| The problem |
Please repeat every row below word for word, leaving the pictures out.

A run of rows:
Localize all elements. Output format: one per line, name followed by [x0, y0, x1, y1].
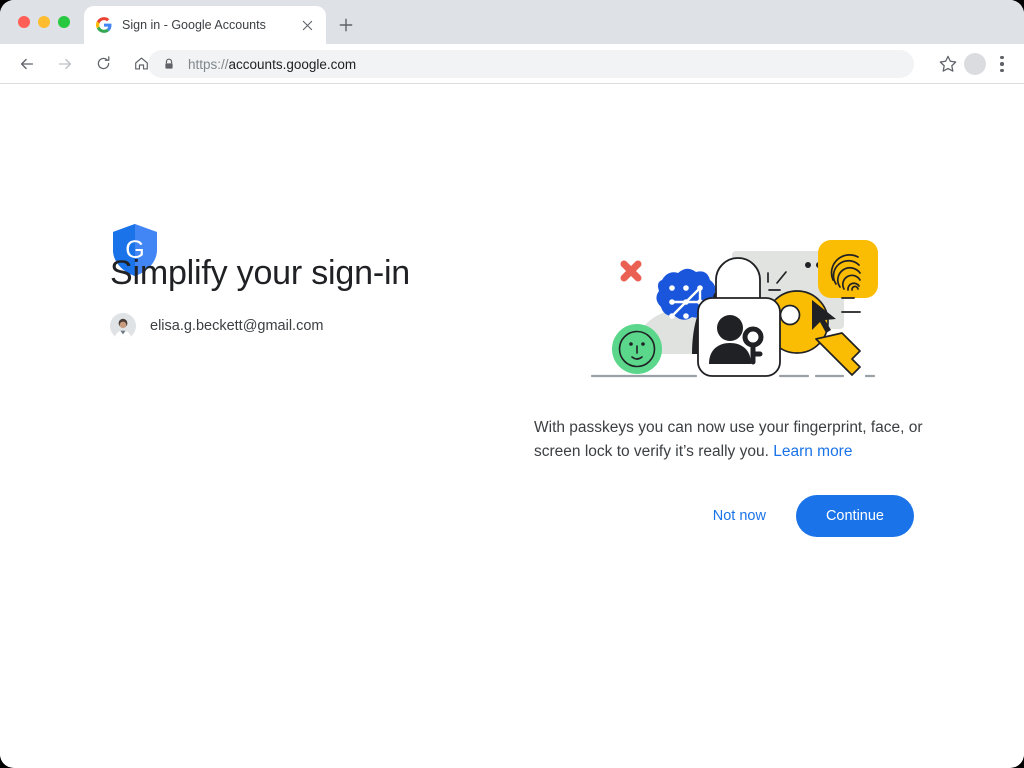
- tab-title: Sign in - Google Accounts: [122, 18, 298, 32]
- reload-button[interactable]: [88, 49, 118, 79]
- passkeys-panel: With passkeys you can now use your finge…: [534, 236, 934, 537]
- page-title: Simplify your sign-in: [110, 254, 410, 293]
- three-dot-menu-icon[interactable]: [992, 52, 1012, 76]
- forward-button[interactable]: [50, 49, 80, 79]
- continue-button[interactable]: Continue: [796, 495, 914, 537]
- menu-dot: [1000, 69, 1004, 73]
- url-text: https://accounts.google.com: [188, 57, 356, 72]
- url-host: accounts.google.com: [229, 57, 357, 72]
- user-photo-avatar: [110, 313, 136, 339]
- google-g-icon: [96, 17, 112, 33]
- account-email: elisa.g.beckett@gmail.com: [150, 318, 323, 334]
- not-now-button[interactable]: Not now: [705, 498, 774, 534]
- menu-dot: [1000, 62, 1004, 66]
- profile-avatar-button[interactable]: [964, 53, 986, 75]
- address-bar[interactable]: https://accounts.google.com: [148, 50, 914, 78]
- tab-strip: Sign in - Google Accounts: [0, 0, 1024, 44]
- action-buttons: Not now Continue: [534, 495, 914, 537]
- window-controls: [18, 16, 70, 28]
- menu-dot: [1000, 56, 1004, 60]
- page-content: G Simplify your sign-in elisa.g.beckett@…: [0, 84, 1024, 767]
- browser-toolbar: https://accounts.google.com: [0, 44, 1024, 84]
- new-tab-button[interactable]: [334, 13, 358, 37]
- maximize-window-button[interactable]: [58, 16, 70, 28]
- url-scheme: https://: [188, 57, 229, 72]
- learn-more-link[interactable]: Learn more: [773, 443, 852, 460]
- star-icon[interactable]: [938, 54, 958, 74]
- lock-icon: [162, 57, 176, 71]
- minimize-window-button[interactable]: [38, 16, 50, 28]
- passkeys-description-text: With passkeys you can now use your finge…: [534, 419, 923, 460]
- close-icon[interactable]: [298, 16, 316, 34]
- passkeys-illustration: [590, 236, 888, 386]
- close-window-button[interactable]: [18, 16, 30, 28]
- tab-sign-in-google-accounts[interactable]: Sign in - Google Accounts: [84, 6, 326, 44]
- browser-window: Sign in - Google Accounts: [0, 0, 1024, 768]
- passkeys-description: With passkeys you can now use your finge…: [534, 416, 934, 464]
- back-button[interactable]: [12, 49, 42, 79]
- account-row[interactable]: elisa.g.beckett@gmail.com: [110, 313, 323, 339]
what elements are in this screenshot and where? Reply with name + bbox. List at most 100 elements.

| Written reply |
Localize all elements. Output format: one per line, name followed by [x0, y0, x1, y1].
- tab-title: Sign in - Google Accounts: [122, 18, 298, 32]
- reload-button[interactable]: [88, 49, 118, 79]
- passkeys-panel: With passkeys you can now use your finge…: [534, 236, 934, 537]
- page-title: Simplify your sign-in: [110, 254, 410, 293]
- three-dot-menu-icon[interactable]: [992, 52, 1012, 76]
- forward-button[interactable]: [50, 49, 80, 79]
- continue-button[interactable]: Continue: [796, 495, 914, 537]
- menu-dot: [1000, 69, 1004, 73]
- url-text: https://accounts.google.com: [188, 57, 356, 72]
- url-host: accounts.google.com: [229, 57, 357, 72]
- user-photo-avatar: [110, 313, 136, 339]
- google-g-icon: [96, 17, 112, 33]
- account-email: elisa.g.beckett@gmail.com: [150, 318, 323, 334]
- not-now-button[interactable]: Not now: [705, 498, 774, 534]
- menu-dot: [1000, 62, 1004, 66]
- profile-avatar-button[interactable]: [964, 53, 986, 75]
- address-bar[interactable]: https://accounts.google.com: [148, 50, 914, 78]
- tab-strip: Sign in - Google Accounts: [0, 0, 1024, 44]
- action-buttons: Not now Continue: [534, 495, 914, 537]
- window-controls: [18, 16, 70, 28]
- menu-dot: [1000, 56, 1004, 60]
- page-content: G Simplify your sign-in elisa.g.beckett@…: [0, 84, 1024, 767]
- browser-toolbar: https://accounts.google.com: [0, 44, 1024, 84]
- new-tab-button[interactable]: [334, 13, 358, 37]
- maximize-window-button[interactable]: [58, 16, 70, 28]
- url-scheme: https://: [188, 57, 229, 72]
- learn-more-link[interactable]: Learn more: [773, 443, 852, 460]
- star-icon[interactable]: [938, 54, 958, 74]
- lock-icon: [162, 57, 176, 71]
- minimize-window-button[interactable]: [38, 16, 50, 28]
- passkeys-description-text: With passkeys you can now use your finge…: [534, 419, 923, 460]
- close-icon[interactable]: [298, 16, 316, 34]
- passkeys-illustration: [590, 236, 888, 386]
- close-window-button[interactable]: [18, 16, 30, 28]
- tab-sign-in-google-accounts[interactable]: Sign in - Google Accounts: [84, 6, 326, 44]
- browser-window: Sign in - Google Accounts: [0, 0, 1024, 768]
- passkeys-description: With passkeys you can now use your finge…: [534, 416, 934, 464]
- back-button[interactable]: [12, 49, 42, 79]
- account-row[interactable]: elisa.g.beckett@gmail.com: [110, 313, 323, 339]
what elements are in this screenshot and where? Reply with name + bbox. List at most 100 elements.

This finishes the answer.